Recorded data:
-------

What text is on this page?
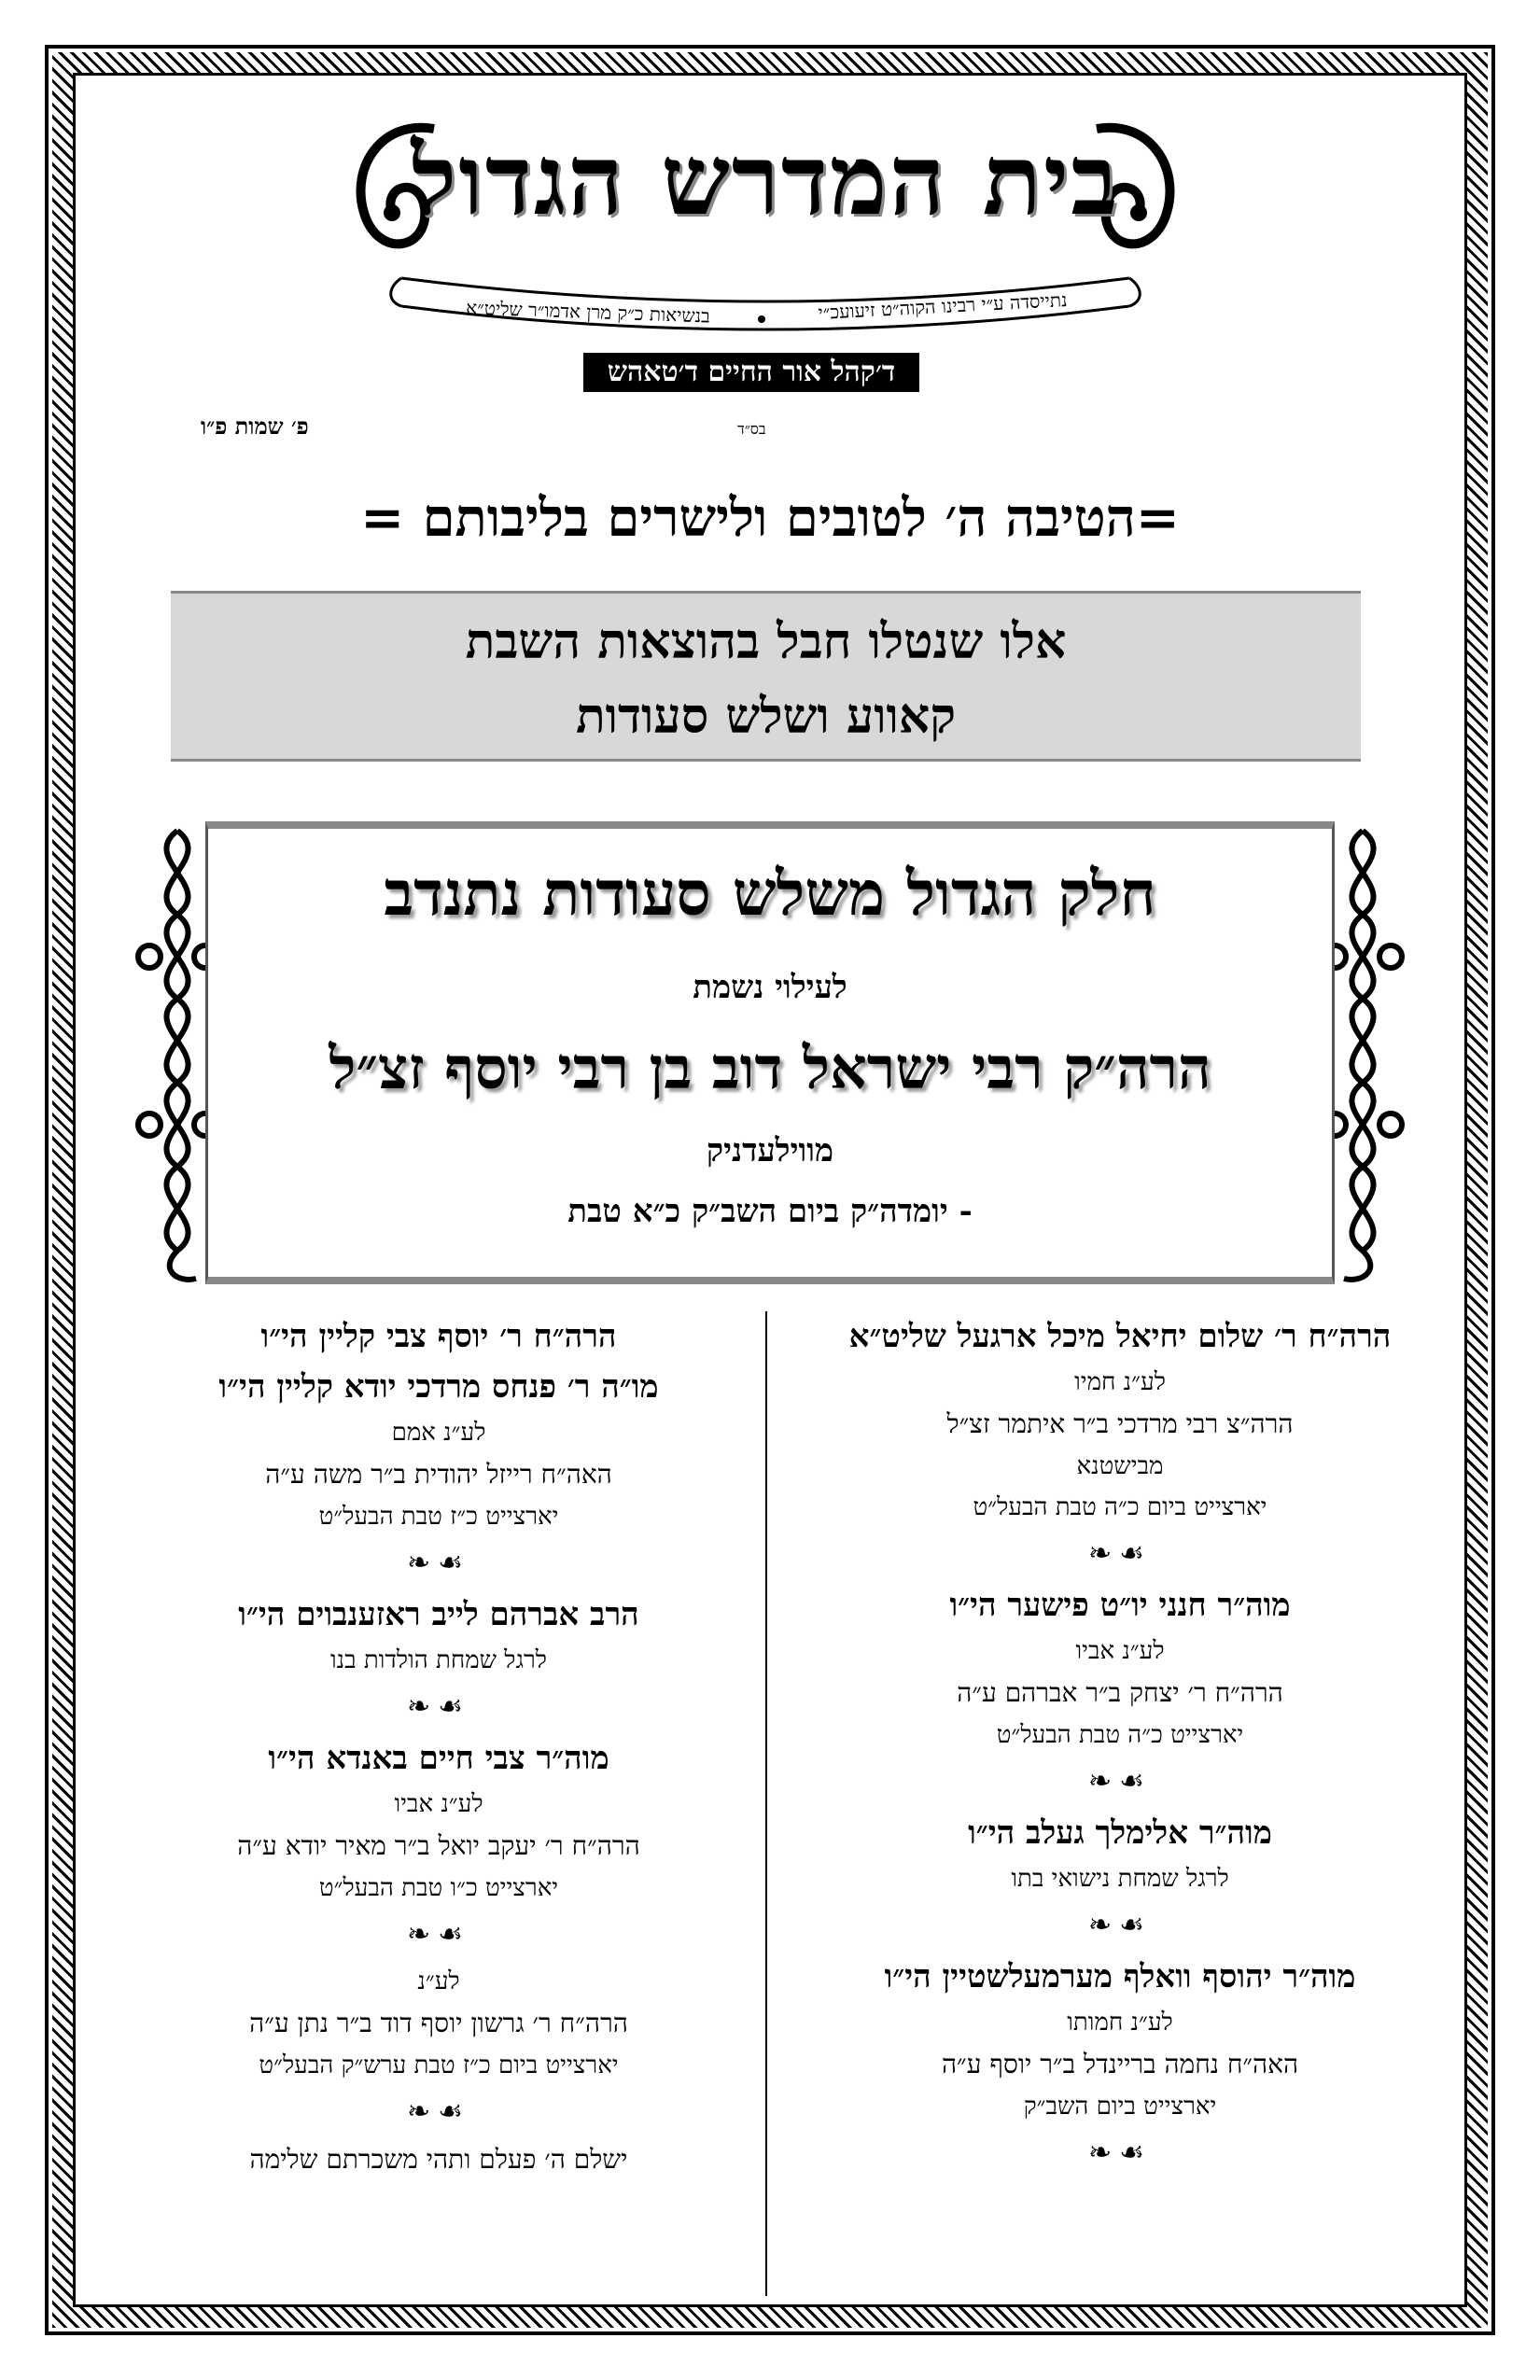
בית המדרש הגדול
ד׳קהל אור החיים ד׳טאהש
נתייסדה ע״י רבינו הקוה״ט זיעועכ״י
בנשיאות כ״ק מרן אדמו״ר שליט״א
בס״ד
פ׳ שמות פ״ו
=הטיבה ה׳ לטובים ולישרים בליבותם =
אלו שנטלו חבל בהוצאות השבת
קאווע ושלש סעודות
חלק הגדול משלש סעודות נתנדב
לעילוי נשמת
הרה״ק רבי ישראל דוב בן רבי יוסף זצ״ל
מווילעדניק
- יומדה״ק ביום השב״ק כ״א טבת
הרה״ח ר׳ שלום יחיאל מיכל ארגעל שליט״א
לע״נ חמיו
הרה״צ רבי מרדכי ב״ר איתמר זצ״ל
מבישטנא
יארצייט ביום כ״ה טבת הבעל״ט
☙❧
מוה״ר חנני יו״ט פישער הי״ו
לע״נ אביו
הרה״ח ר׳ יצחק ב״ר אברהם ע״ה
יארצייט כ״ה טבת הבעל״ט
☙❧
מוה״ר אלימלך געלב הי״ו
לרגל שמחת נישואי בתו
☙❧
מוה״ר יהוסף וואלף מערמעלשטיין הי״ו
לע״נ חמותו
האה״ח נחמה בריינדל ב״ר יוסף ע״ה
יארצייט ביום השב״ק
☙❧
הרה״ח ר׳ יוסף צבי קליין הי״ו
מו״ה ר׳ פנחס מרדכי יודא קליין הי״ו
לע״נ אמם
האה״ח רייזל יהודית ב״ר משה ע״ה
יארצייט כ״ז טבת הבעל״ט
☙❧
הרב אברהם לייב ראזענבוים הי״ו
לרגל שמחת הולדות בנו
☙❧
מוה״ר צבי חיים באנדא הי״ו
לע״נ אביו
הרה״ח ר׳ יעקב יואל ב״ר מאיר יודא ע״ה
יארצייט כ״ו טבת הבעל״ט
☙❧
לע״נ
הרה״ח ר׳ גרשון יוסף דוד ב״ר נתן ע״ה
יארצייט ביום כ״ז טבת ערש״ק הבעל״ט
☙❧
ישלם ה׳ פעלם ותהי משכרתם שלימה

-------

▶ _YOUR OBJECTIVE_
How many lines of these entries contain the string "לרגל"? Reply with the number alone.

▶ _SOLUTION_
2